─── Entries shown ───

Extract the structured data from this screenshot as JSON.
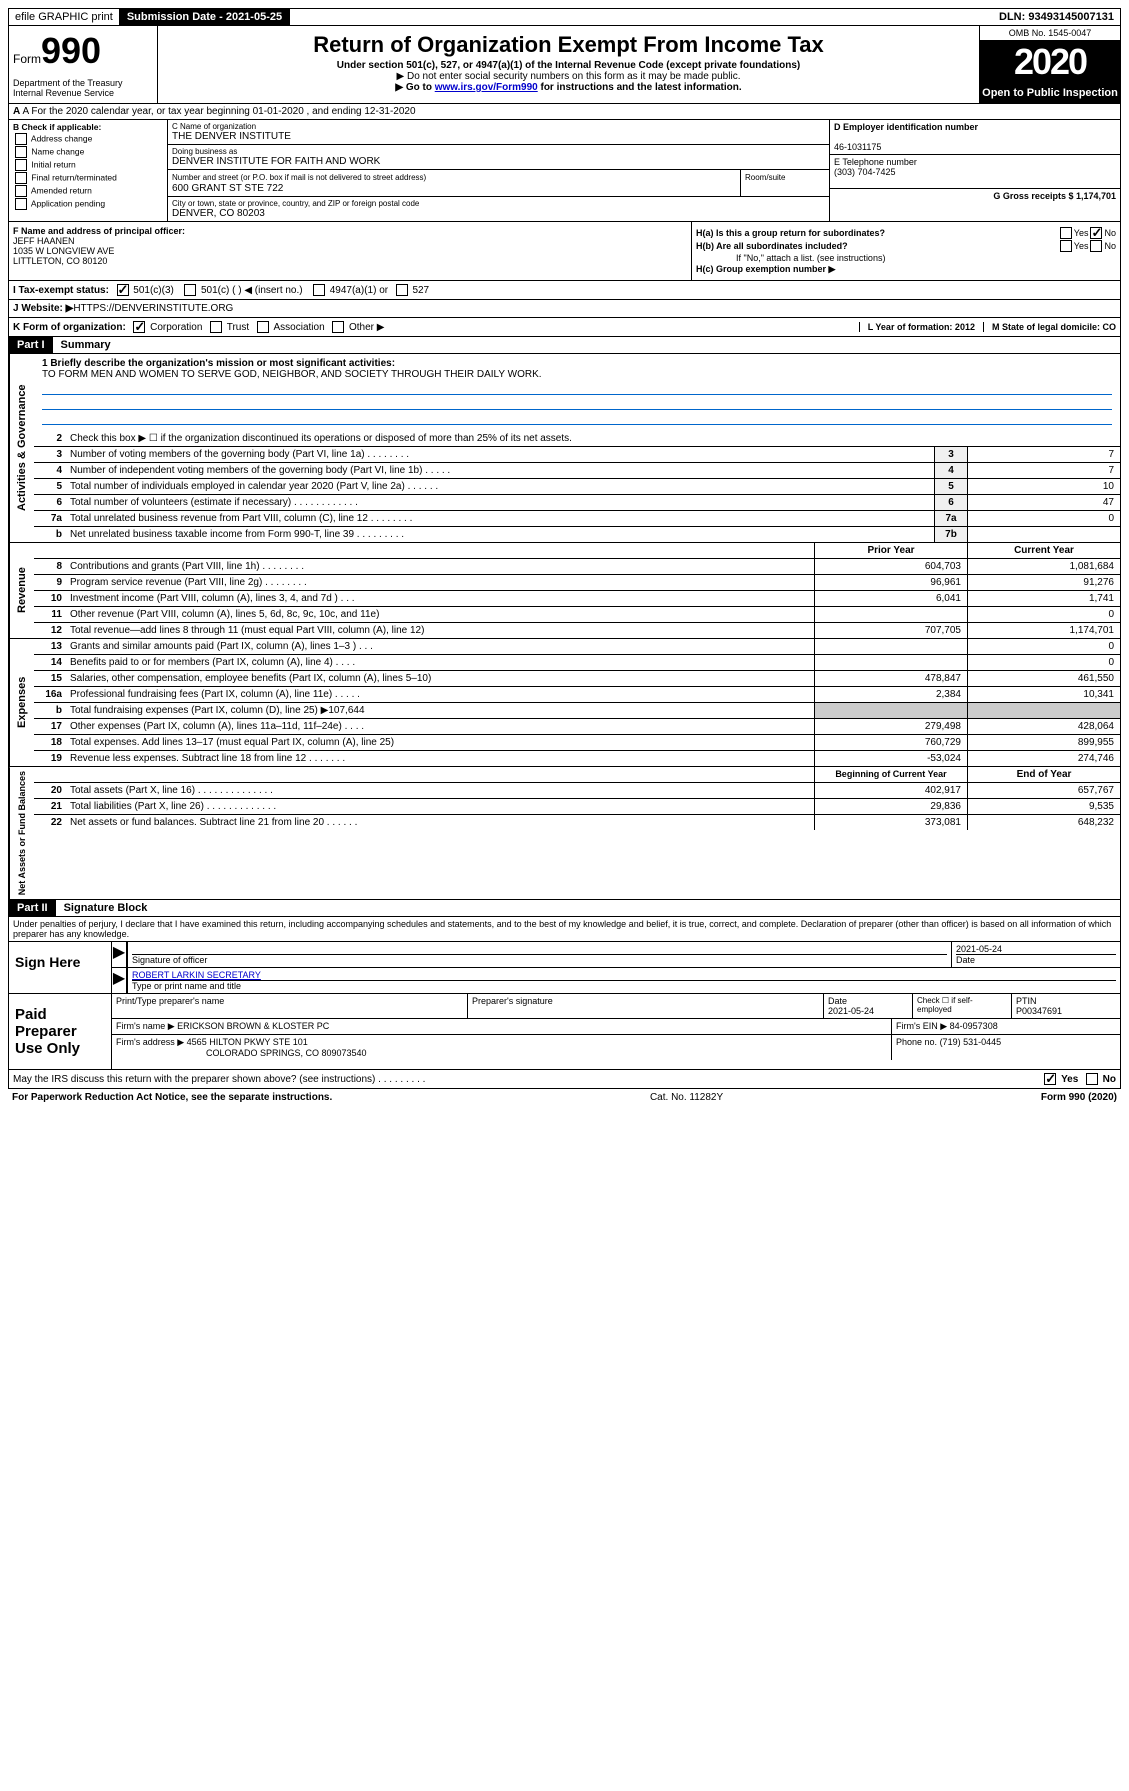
{
  "topbar": {
    "efile": "efile GRAPHIC print",
    "submission": "Submission Date - 2021-05-25",
    "dln": "DLN: 93493145007131"
  },
  "header": {
    "form_prefix": "Form",
    "form_num": "990",
    "dept": "Department of the Treasury Internal Revenue Service",
    "title": "Return of Organization Exempt From Income Tax",
    "sub1": "Under section 501(c), 527, or 4947(a)(1) of the Internal Revenue Code (except private foundations)",
    "sub2": "▶ Do not enter social security numbers on this form as it may be made public.",
    "sub3_pre": "▶ Go to ",
    "sub3_link": "www.irs.gov/Form990",
    "sub3_post": " for instructions and the latest information.",
    "omb": "OMB No. 1545-0047",
    "year": "2020",
    "open": "Open to Public Inspection"
  },
  "lineA": "A For the 2020 calendar year, or tax year beginning 01-01-2020   , and ending 12-31-2020",
  "colB": {
    "header": "B Check if applicable:",
    "items": [
      "Address change",
      "Name change",
      "Initial return",
      "Final return/terminated",
      "Amended return",
      "Application pending"
    ]
  },
  "colC": {
    "name_label": "C Name of organization",
    "name": "THE DENVER INSTITUTE",
    "dba_label": "Doing business as",
    "dba": "DENVER INSTITUTE FOR FAITH AND WORK",
    "addr_label": "Number and street (or P.O. box if mail is not delivered to street address)",
    "addr": "600 GRANT ST STE 722",
    "room_label": "Room/suite",
    "city_label": "City or town, state or province, country, and ZIP or foreign postal code",
    "city": "DENVER, CO  80203"
  },
  "colDE": {
    "d_label": "D Employer identification number",
    "d_val": "46-1031175",
    "e_label": "E Telephone number",
    "e_val": "(303) 704-7425",
    "g_label": "G Gross receipts $ 1,174,701"
  },
  "colF": {
    "label": "F Name and address of principal officer:",
    "name": "JEFF HAANEN",
    "addr1": "1035 W LONGVIEW AVE",
    "addr2": "LITTLETON, CO  80120"
  },
  "colH": {
    "ha": "H(a)  Is this a group return for subordinates?",
    "hb": "H(b)  Are all subordinates included?",
    "hb_note": "If \"No,\" attach a list. (see instructions)",
    "hc": "H(c)  Group exemption number ▶",
    "yes": "Yes",
    "no": "No"
  },
  "rowI": {
    "label": "I  Tax-exempt status:",
    "opts": [
      "501(c)(3)",
      "501(c) (  ) ◀ (insert no.)",
      "4947(a)(1) or",
      "527"
    ]
  },
  "rowJ": {
    "label": "J  Website: ▶",
    "val": "  HTTPS://DENVERINSTITUTE.ORG"
  },
  "rowK": {
    "label": "K Form of organization:",
    "opts": [
      "Corporation",
      "Trust",
      "Association",
      "Other ▶"
    ],
    "l": "L Year of formation: 2012",
    "m": "M State of legal domicile: CO"
  },
  "part1": {
    "header": "Part I",
    "title": "Summary",
    "line1_label": "1  Briefly describe the organization's mission or most significant activities:",
    "line1_val": "TO FORM MEN AND WOMEN TO SERVE GOD, NEIGHBOR, AND SOCIETY THROUGH THEIR DAILY WORK.",
    "line2": "Check this box ▶ ☐ if the organization discontinued its operations or disposed of more than 25% of its net assets.",
    "gov": [
      {
        "n": "3",
        "d": "Number of voting members of the governing body (Part VI, line 1a)   .    .    .    .    .    .    .    .",
        "b": "3",
        "v": "7"
      },
      {
        "n": "4",
        "d": "Number of independent voting members of the governing body (Part VI, line 1b)   .    .    .    .    .",
        "b": "4",
        "v": "7"
      },
      {
        "n": "5",
        "d": "Total number of individuals employed in calendar year 2020 (Part V, line 2a)   .    .    .    .    .    .",
        "b": "5",
        "v": "10"
      },
      {
        "n": "6",
        "d": "Total number of volunteers (estimate if necessary)   .    .    .    .    .    .    .    .    .    .    .    .",
        "b": "6",
        "v": "47"
      },
      {
        "n": "7a",
        "d": "Total unrelated business revenue from Part VIII, column (C), line 12   .    .    .    .    .    .    .    .",
        "b": "7a",
        "v": "0"
      },
      {
        "n": "b",
        "d": "Net unrelated business taxable income from Form 990-T, line 39   .    .    .    .    .    .    .    .    .",
        "b": "7b",
        "v": ""
      }
    ],
    "rev_head1": "Prior Year",
    "rev_head2": "Current Year",
    "rev": [
      {
        "n": "8",
        "d": "Contributions and grants (Part VIII, line 1h)   .    .    .    .    .    .    .    .",
        "v1": "604,703",
        "v2": "1,081,684"
      },
      {
        "n": "9",
        "d": "Program service revenue (Part VIII, line 2g)   .    .    .    .    .    .    .    .",
        "v1": "96,961",
        "v2": "91,276"
      },
      {
        "n": "10",
        "d": "Investment income (Part VIII, column (A), lines 3, 4, and 7d )   .    .    .",
        "v1": "6,041",
        "v2": "1,741"
      },
      {
        "n": "11",
        "d": "Other revenue (Part VIII, column (A), lines 5, 6d, 8c, 9c, 10c, and 11e)",
        "v1": "",
        "v2": "0"
      },
      {
        "n": "12",
        "d": "Total revenue—add lines 8 through 11 (must equal Part VIII, column (A), line 12)",
        "v1": "707,705",
        "v2": "1,174,701"
      }
    ],
    "exp": [
      {
        "n": "13",
        "d": "Grants and similar amounts paid (Part IX, column (A), lines 1–3 )   .    .    .",
        "v1": "",
        "v2": "0"
      },
      {
        "n": "14",
        "d": "Benefits paid to or for members (Part IX, column (A), line 4)   .    .    .    .",
        "v1": "",
        "v2": "0"
      },
      {
        "n": "15",
        "d": "Salaries, other compensation, employee benefits (Part IX, column (A), lines 5–10)",
        "v1": "478,847",
        "v2": "461,550"
      },
      {
        "n": "16a",
        "d": "Professional fundraising fees (Part IX, column (A), line 11e)   .    .    .    .    .",
        "v1": "2,384",
        "v2": "10,341"
      },
      {
        "n": "b",
        "d": "Total fundraising expenses (Part IX, column (D), line 25) ▶107,644",
        "v1": "__shade__",
        "v2": "__shade__"
      },
      {
        "n": "17",
        "d": "Other expenses (Part IX, column (A), lines 11a–11d, 11f–24e)   .    .    .    .",
        "v1": "279,498",
        "v2": "428,064"
      },
      {
        "n": "18",
        "d": "Total expenses. Add lines 13–17 (must equal Part IX, column (A), line 25)",
        "v1": "760,729",
        "v2": "899,955"
      },
      {
        "n": "19",
        "d": "Revenue less expenses. Subtract line 18 from line 12   .    .    .    .    .    .    .",
        "v1": "-53,024",
        "v2": "274,746"
      }
    ],
    "net_head1": "Beginning of Current Year",
    "net_head2": "End of Year",
    "net": [
      {
        "n": "20",
        "d": "Total assets (Part X, line 16)   .    .    .    .    .    .    .    .    .    .    .    .    .    .",
        "v1": "402,917",
        "v2": "657,767"
      },
      {
        "n": "21",
        "d": "Total liabilities (Part X, line 26)   .    .    .    .    .    .    .    .    .    .    .    .    .",
        "v1": "29,836",
        "v2": "9,535"
      },
      {
        "n": "22",
        "d": "Net assets or fund balances. Subtract line 21 from line 20   .    .    .    .    .    .",
        "v1": "373,081",
        "v2": "648,232"
      }
    ]
  },
  "part2": {
    "header": "Part II",
    "title": "Signature Block",
    "declar": "Under penalties of perjury, I declare that I have examined this return, including accompanying schedules and statements, and to the best of my knowledge and belief, it is true, correct, and complete. Declaration of preparer (other than officer) is based on all information of which preparer has any knowledge."
  },
  "sign": {
    "left": "Sign Here",
    "sig_label": "Signature of officer",
    "date": "2021-05-24",
    "date_label": "Date",
    "name": "ROBERT LARKIN  SECRETARY",
    "name_label": "Type or print name and title"
  },
  "paid": {
    "left": "Paid Preparer Use Only",
    "h1": "Print/Type preparer's name",
    "h2": "Preparer's signature",
    "h3": "Date",
    "h4": "Check ☐ if self-employed",
    "h5": "PTIN",
    "date": "2021-05-24",
    "ptin": "P00347691",
    "firm_label": "Firm's name    ▶",
    "firm": "ERICKSON BROWN & KLOSTER PC",
    "ein_label": "Firm's EIN ▶",
    "ein": "84-0957308",
    "addr_label": "Firm's address ▶",
    "addr1": "4565 HILTON PKWY STE 101",
    "addr2": "COLORADO SPRINGS, CO  809073540",
    "phone_label": "Phone no.",
    "phone": "(719) 531-0445"
  },
  "discuss": {
    "text": "May the IRS discuss this return with the preparer shown above? (see instructions)   .    .    .    .    .    .    .    .    .",
    "yes": "Yes",
    "no": "No"
  },
  "footer": {
    "left": "For Paperwork Reduction Act Notice, see the separate instructions.",
    "mid": "Cat. No. 11282Y",
    "right": "Form 990 (2020)"
  },
  "vtabs": {
    "gov": "Activities & Governance",
    "rev": "Revenue",
    "exp": "Expenses",
    "net": "Net Assets or Fund Balances"
  }
}
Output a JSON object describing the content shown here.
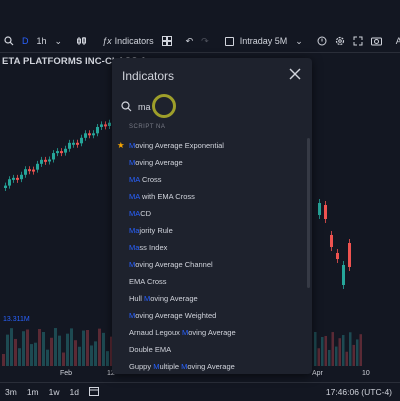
{
  "toolbar": {
    "interval_prefix": "D",
    "interval": "1h",
    "indicators_label": "Indicators",
    "session": "Intraday 5M",
    "auto_label": "Auto"
  },
  "chart": {
    "symbol_title": "ETA PLATFORMS INC-CLASS A ·",
    "volume_value": "13.311M"
  },
  "xaxis": {
    "labels": [
      "Feb",
      "12",
      "Apr",
      "10"
    ]
  },
  "bottom": {
    "timeframes": [
      "3m",
      "1m",
      "1w",
      "1d"
    ],
    "clock": "17:46:06 (UTC-4)"
  },
  "dialog": {
    "title": "Indicators",
    "search_value": "ma",
    "section_label": "SCRIPT NA",
    "results": [
      {
        "label": "Moving Average Exponential",
        "starred": true
      },
      {
        "label": "Moving Average"
      },
      {
        "label": "MA Cross"
      },
      {
        "label": "MA with EMA Cross"
      },
      {
        "label": "MACD"
      },
      {
        "label": "Majority Rule"
      },
      {
        "label": "Mass Index"
      },
      {
        "label": "Moving Average Channel"
      },
      {
        "label": "EMA Cross"
      },
      {
        "label": "Hull Moving Average"
      },
      {
        "label": "Moving Average Weighted"
      },
      {
        "label": "Arnaud Legoux Moving Average"
      },
      {
        "label": "Double EMA"
      },
      {
        "label": "Guppy Multiple Moving Average"
      }
    ]
  },
  "colors": {
    "up": "#26a69a",
    "down": "#ef5350",
    "accent": "#2962ff",
    "star": "#f7a600"
  }
}
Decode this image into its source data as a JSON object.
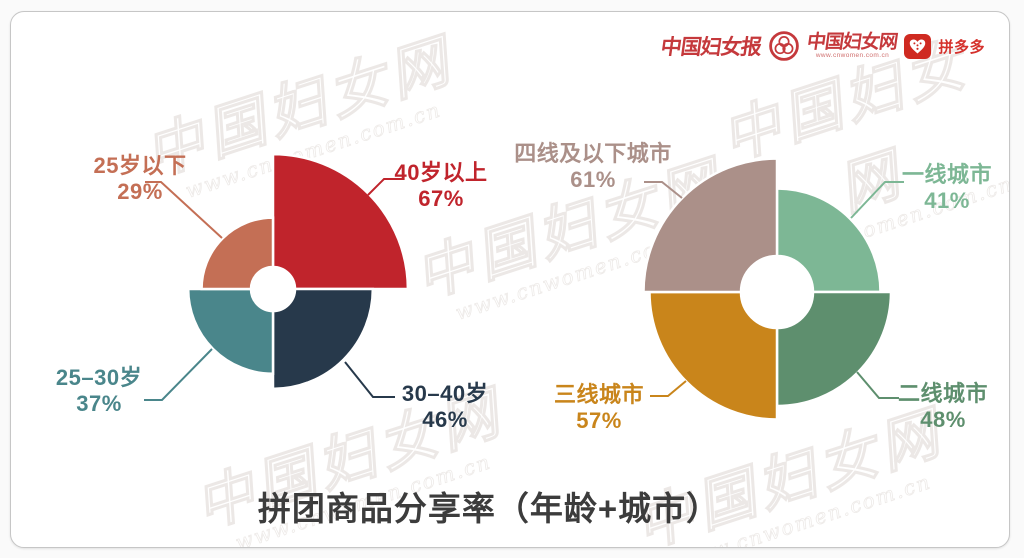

───

What you should do –
Tally the lines that hold the string "calendar" and state the total, nothing more.

Response below –
2